## What the task requires:
Below are entries to be transcribed exactly; exclude the pictures from the copy.
** Begin Task data **
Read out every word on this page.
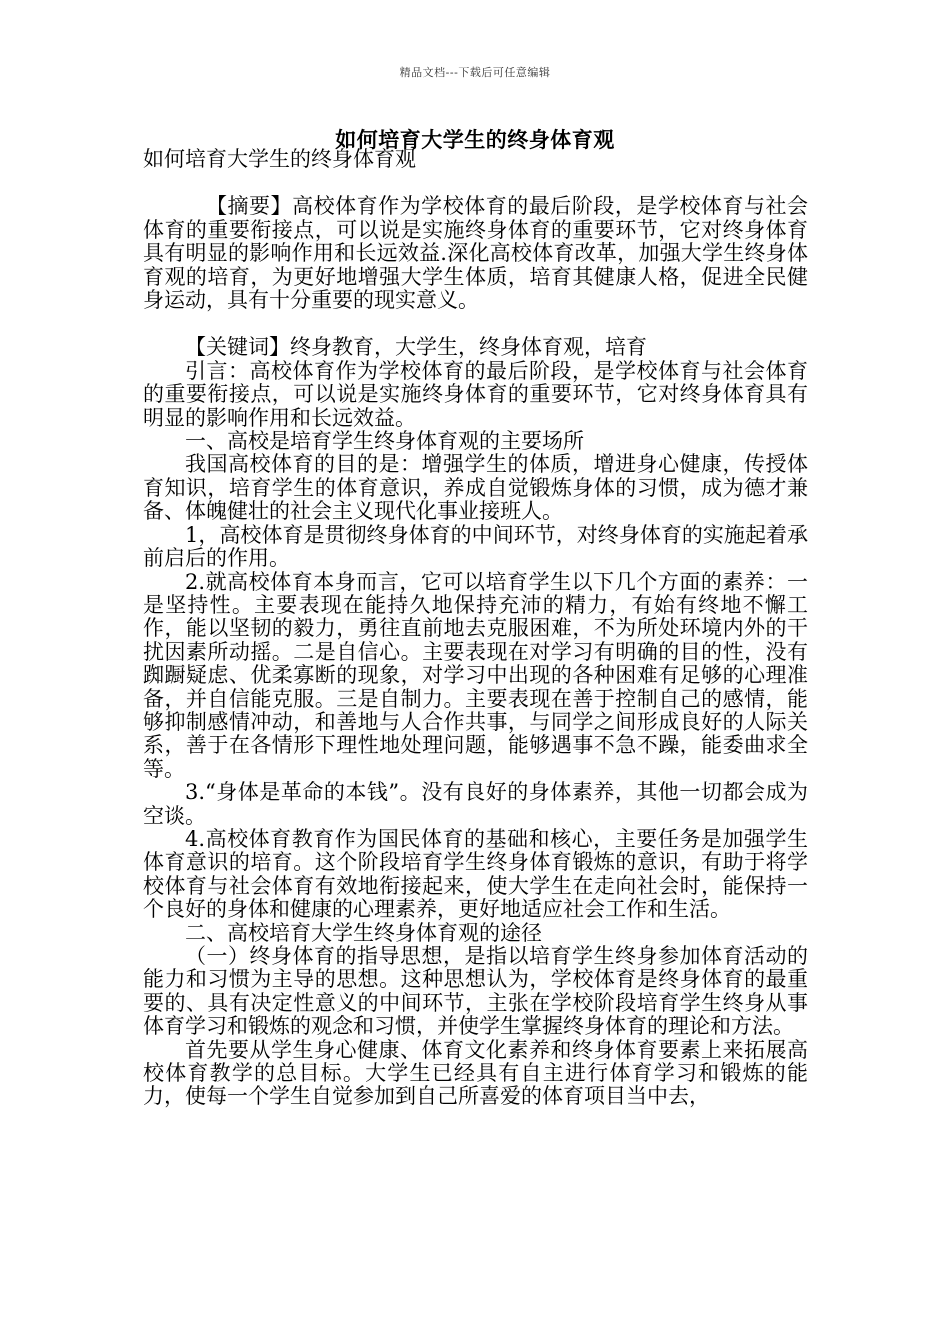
精品文档---下载后可任意编辑
如何培育大学生的终身体育观

如何培育大学生的终身体育观

【摘要】高校体育作为学校体育的最后阶段，是学校体育与社会体育的重要衔接点，可以说是实施终身体育的重要环节，它对终身体育具有明显的影响作用和长远效益.深化高校体育改革，加强大学生终身体育观的培育，为更好地增强大学生体质，培育其健康人格，促进全民健身运动，具有十分重要的现实意义。

【关键词】终身教育，大学生，终身体育观，培育

引言：高校体育作为学校体育的最后阶段，是学校体育与社会体育的重要衔接点，可以说是实施终身体育的重要环节，它对终身体育具有明显的影响作用和长远效益。

一、高校是培育学生终身体育观的主要场所

我国高校体育的目的是：增强学生的体质，增进身心健康，传授体育知识，培育学生的体育意识，养成自觉锻炼身体的习惯，成为德才兼备、体魄健壮的社会主义现代化事业接班人。

1，高校体育是贯彻终身体育的中间环节，对终身体育的实施起着承前启后的作用。

2.就高校体育本身而言，它可以培育学生以下几个方面的素养：一是坚持性。主要表现在能持久地保持充沛的精力，有始有终地不懈工作，能以坚韧的毅力，勇往直前地去克服困难，不为所处环境内外的干扰因素所动摇。二是自信心。主要表现在对学习有明确的目的性，没有踟蹰疑虑、优柔寡断的现象，对学习中出现的各种困难有足够的心理准备，并自信能克服。三是自制力。主要表现在善于控制自己的感情，能够抑制感情冲动，和善地与人合作共事，与同学之间形成良好的人际关系，善于在各情形下理性地处理问题，能够遇事不急不躁，能委曲求全等。

3.“身体是革命的本钱”。没有良好的身体素养，其他一切都会成为空谈。

4.高校体育教育作为国民体育的基础和核心，主要任务是加强学生体育意识的培育。这个阶段培育学生终身体育锻炼的意识，有助于将学校体育与社会体育有效地衔接起来，使大学生在走向社会时，能保持一个良好的身体和健康的心理素养，更好地适应社会工作和生活。

二、高校培育大学生终身体育观的途径

（一）终身体育的指导思想，是指以培育学生终身参加体育活动的能力和习惯为主导的思想。这种思想认为，学校体育是终身体育的最重要的、具有决定性意义的中间环节，主张在学校阶段培育学生终身从事体育学习和锻炼的观念和习惯，并使学生掌握终身体育的理论和方法。

首先要从学生身心健康、体育文化素养和终身体育要素上来拓展高校体育教学的总目标。大学生已经具有自主进行体育学习和锻炼的能力，使每一个学生自觉参加到自己所喜爱的体育项目当中去，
** End Task data **
## In response:
Read out every word on this page.
精品文档---下载后可任意编辑
如何培育大学生的终身体育观

如何培育大学生的终身体育观

【摘要】高校体育作为学校体育的最后阶段，是学校体育与社会体育的重要衔接点，可以说是实施终身体育的重要环节，它对终身体育具有明显的影响作用和长远效益.深化高校体育改革，加强大学生终身体育观的培育，为更好地增强大学生体质，培育其健康人格，促进全民健身运动，具有十分重要的现实意义。

【关键词】终身教育，大学生，终身体育观，培育

引言：高校体育作为学校体育的最后阶段，是学校体育与社会体育的重要衔接点，可以说是实施终身体育的重要环节，它对终身体育具有明显的影响作用和长远效益。

一、高校是培育学生终身体育观的主要场所

我国高校体育的目的是：增强学生的体质，增进身心健康，传授体育知识，培育学生的体育意识，养成自觉锻炼身体的习惯，成为德才兼备、体魄健壮的社会主义现代化事业接班人。

1，高校体育是贯彻终身体育的中间环节，对终身体育的实施起着承前启后的作用。

2.就高校体育本身而言，它可以培育学生以下几个方面的素养：一是坚持性。主要表现在能持久地保持充沛的精力，有始有终地不懈工作，能以坚韧的毅力，勇往直前地去克服困难，不为所处环境内外的干扰因素所动摇。二是自信心。主要表现在对学习有明确的目的性，没有踟蹰疑虑、优柔寡断的现象，对学习中出现的各种困难有足够的心理准备，并自信能克服。三是自制力。主要表现在善于控制自己的感情，能够抑制感情冲动，和善地与人合作共事，与同学之间形成良好的人际关系，善于在各情形下理性地处理问题，能够遇事不急不躁，能委曲求全等。

3.“身体是革命的本钱”。没有良好的身体素养，其他一切都会成为空谈。

4.高校体育教育作为国民体育的基础和核心，主要任务是加强学生体育意识的培育。这个阶段培育学生终身体育锻炼的意识，有助于将学校体育与社会体育有效地衔接起来，使大学生在走向社会时，能保持一个良好的身体和健康的心理素养，更好地适应社会工作和生活。

二、高校培育大学生终身体育观的途径

（一）终身体育的指导思想，是指以培育学生终身参加体育活动的能力和习惯为主导的思想。这种思想认为，学校体育是终身体育的最重要的、具有决定性意义的中间环节，主张在学校阶段培育学生终身从事体育学习和锻炼的观念和习惯，并使学生掌握终身体育的理论和方法。

首先要从学生身心健康、体育文化素养和终身体育要素上来拓展高校体育教学的总目标。大学生已经具有自主进行体育学习和锻炼的能力，使每一个学生自觉参加到自己所喜爱的体育项目当中去，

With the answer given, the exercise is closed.